[Records about charts and figures]
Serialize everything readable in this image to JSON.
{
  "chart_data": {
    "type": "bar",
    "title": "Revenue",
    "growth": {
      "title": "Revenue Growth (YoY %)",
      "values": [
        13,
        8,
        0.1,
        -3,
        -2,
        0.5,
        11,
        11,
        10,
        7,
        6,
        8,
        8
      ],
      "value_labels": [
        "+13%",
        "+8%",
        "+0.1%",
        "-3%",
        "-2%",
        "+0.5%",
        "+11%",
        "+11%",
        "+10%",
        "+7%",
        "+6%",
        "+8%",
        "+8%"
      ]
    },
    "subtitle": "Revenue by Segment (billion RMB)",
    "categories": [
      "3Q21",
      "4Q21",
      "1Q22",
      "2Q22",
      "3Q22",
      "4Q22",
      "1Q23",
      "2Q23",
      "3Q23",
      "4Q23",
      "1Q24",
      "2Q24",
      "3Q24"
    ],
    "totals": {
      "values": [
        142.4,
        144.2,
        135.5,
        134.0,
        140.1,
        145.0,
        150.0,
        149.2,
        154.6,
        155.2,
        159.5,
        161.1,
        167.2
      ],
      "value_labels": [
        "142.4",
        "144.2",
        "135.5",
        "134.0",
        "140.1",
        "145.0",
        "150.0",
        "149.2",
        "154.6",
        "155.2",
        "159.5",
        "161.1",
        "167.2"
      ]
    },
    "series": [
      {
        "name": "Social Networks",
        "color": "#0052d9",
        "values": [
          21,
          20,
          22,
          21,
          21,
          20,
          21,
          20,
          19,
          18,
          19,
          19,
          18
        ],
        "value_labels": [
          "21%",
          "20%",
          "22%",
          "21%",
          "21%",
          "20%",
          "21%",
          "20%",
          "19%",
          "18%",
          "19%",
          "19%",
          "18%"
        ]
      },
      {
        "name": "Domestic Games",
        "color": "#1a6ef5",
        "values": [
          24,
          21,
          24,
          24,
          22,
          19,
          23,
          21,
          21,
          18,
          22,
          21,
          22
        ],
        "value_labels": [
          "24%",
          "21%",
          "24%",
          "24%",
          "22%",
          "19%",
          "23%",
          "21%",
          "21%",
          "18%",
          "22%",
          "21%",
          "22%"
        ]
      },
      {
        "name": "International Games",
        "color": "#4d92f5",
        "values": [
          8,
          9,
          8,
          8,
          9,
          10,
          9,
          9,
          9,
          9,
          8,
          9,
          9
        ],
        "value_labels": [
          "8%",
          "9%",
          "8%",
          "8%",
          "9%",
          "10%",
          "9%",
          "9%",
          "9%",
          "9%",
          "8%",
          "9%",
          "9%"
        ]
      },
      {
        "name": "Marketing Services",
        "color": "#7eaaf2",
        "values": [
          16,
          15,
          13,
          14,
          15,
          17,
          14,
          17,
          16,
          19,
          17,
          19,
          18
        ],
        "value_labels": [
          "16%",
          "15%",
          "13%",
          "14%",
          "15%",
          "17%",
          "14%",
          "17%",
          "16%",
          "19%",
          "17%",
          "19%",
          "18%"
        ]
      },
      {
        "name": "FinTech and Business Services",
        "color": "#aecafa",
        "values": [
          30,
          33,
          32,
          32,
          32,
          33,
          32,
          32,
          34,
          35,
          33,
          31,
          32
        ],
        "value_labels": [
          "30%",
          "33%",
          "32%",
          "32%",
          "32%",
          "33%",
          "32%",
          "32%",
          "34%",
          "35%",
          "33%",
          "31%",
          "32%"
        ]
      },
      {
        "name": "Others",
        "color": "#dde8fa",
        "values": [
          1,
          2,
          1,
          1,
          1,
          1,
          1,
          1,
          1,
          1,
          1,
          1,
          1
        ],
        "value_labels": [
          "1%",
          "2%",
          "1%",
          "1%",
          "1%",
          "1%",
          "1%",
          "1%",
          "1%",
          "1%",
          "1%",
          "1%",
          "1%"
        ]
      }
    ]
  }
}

## [What you should do]
Write out the entries above word for word.

## [Response to the exercise]
Serialize everything readable in this image to JSON.
{
  "chart_data": {
    "type": "bar",
    "title": "Revenue",
    "growth": {
      "title": "Revenue Growth (YoY %)",
      "values": [
        13,
        8,
        0.1,
        -3,
        -2,
        0.5,
        11,
        11,
        10,
        7,
        6,
        8,
        8
      ],
      "value_labels": [
        "+13%",
        "+8%",
        "+0.1%",
        "-3%",
        "-2%",
        "+0.5%",
        "+11%",
        "+11%",
        "+10%",
        "+7%",
        "+6%",
        "+8%",
        "+8%"
      ]
    },
    "subtitle": "Revenue by Segment (billion RMB)",
    "categories": [
      "3Q21",
      "4Q21",
      "1Q22",
      "2Q22",
      "3Q22",
      "4Q22",
      "1Q23",
      "2Q23",
      "3Q23",
      "4Q23",
      "1Q24",
      "2Q24",
      "3Q24"
    ],
    "totals": {
      "values": [
        142.4,
        144.2,
        135.5,
        134.0,
        140.1,
        145.0,
        150.0,
        149.2,
        154.6,
        155.2,
        159.5,
        161.1,
        167.2
      ],
      "value_labels": [
        "142.4",
        "144.2",
        "135.5",
        "134.0",
        "140.1",
        "145.0",
        "150.0",
        "149.2",
        "154.6",
        "155.2",
        "159.5",
        "161.1",
        "167.2"
      ]
    },
    "series": [
      {
        "name": "Social Networks",
        "color": "#0052d9",
        "values": [
          21,
          20,
          22,
          21,
          21,
          20,
          21,
          20,
          19,
          18,
          19,
          19,
          18
        ],
        "value_labels": [
          "21%",
          "20%",
          "22%",
          "21%",
          "21%",
          "20%",
          "21%",
          "20%",
          "19%",
          "18%",
          "19%",
          "19%",
          "18%"
        ]
      },
      {
        "name": "Domestic Games",
        "color": "#1a6ef5",
        "values": [
          24,
          21,
          24,
          24,
          22,
          19,
          23,
          21,
          21,
          18,
          22,
          21,
          22
        ],
        "value_labels": [
          "24%",
          "21%",
          "24%",
          "24%",
          "22%",
          "19%",
          "23%",
          "21%",
          "21%",
          "18%",
          "22%",
          "21%",
          "22%"
        ]
      },
      {
        "name": "International Games",
        "color": "#4d92f5",
        "values": [
          8,
          9,
          8,
          8,
          9,
          10,
          9,
          9,
          9,
          9,
          8,
          9,
          9
        ],
        "value_labels": [
          "8%",
          "9%",
          "8%",
          "8%",
          "9%",
          "10%",
          "9%",
          "9%",
          "9%",
          "9%",
          "8%",
          "9%",
          "9%"
        ]
      },
      {
        "name": "Marketing Services",
        "color": "#7eaaf2",
        "values": [
          16,
          15,
          13,
          14,
          15,
          17,
          14,
          17,
          16,
          19,
          17,
          19,
          18
        ],
        "value_labels": [
          "16%",
          "15%",
          "13%",
          "14%",
          "15%",
          "17%",
          "14%",
          "17%",
          "16%",
          "19%",
          "17%",
          "19%",
          "18%"
        ]
      },
      {
        "name": "FinTech and Business Services",
        "color": "#aecafa",
        "values": [
          30,
          33,
          32,
          32,
          32,
          33,
          32,
          32,
          34,
          35,
          33,
          31,
          32
        ],
        "value_labels": [
          "30%",
          "33%",
          "32%",
          "32%",
          "32%",
          "33%",
          "32%",
          "32%",
          "34%",
          "35%",
          "33%",
          "31%",
          "32%"
        ]
      },
      {
        "name": "Others",
        "color": "#dde8fa",
        "values": [
          1,
          2,
          1,
          1,
          1,
          1,
          1,
          1,
          1,
          1,
          1,
          1,
          1
        ],
        "value_labels": [
          "1%",
          "2%",
          "1%",
          "1%",
          "1%",
          "1%",
          "1%",
          "1%",
          "1%",
          "1%",
          "1%",
          "1%",
          "1%"
        ]
      }
    ]
  }
}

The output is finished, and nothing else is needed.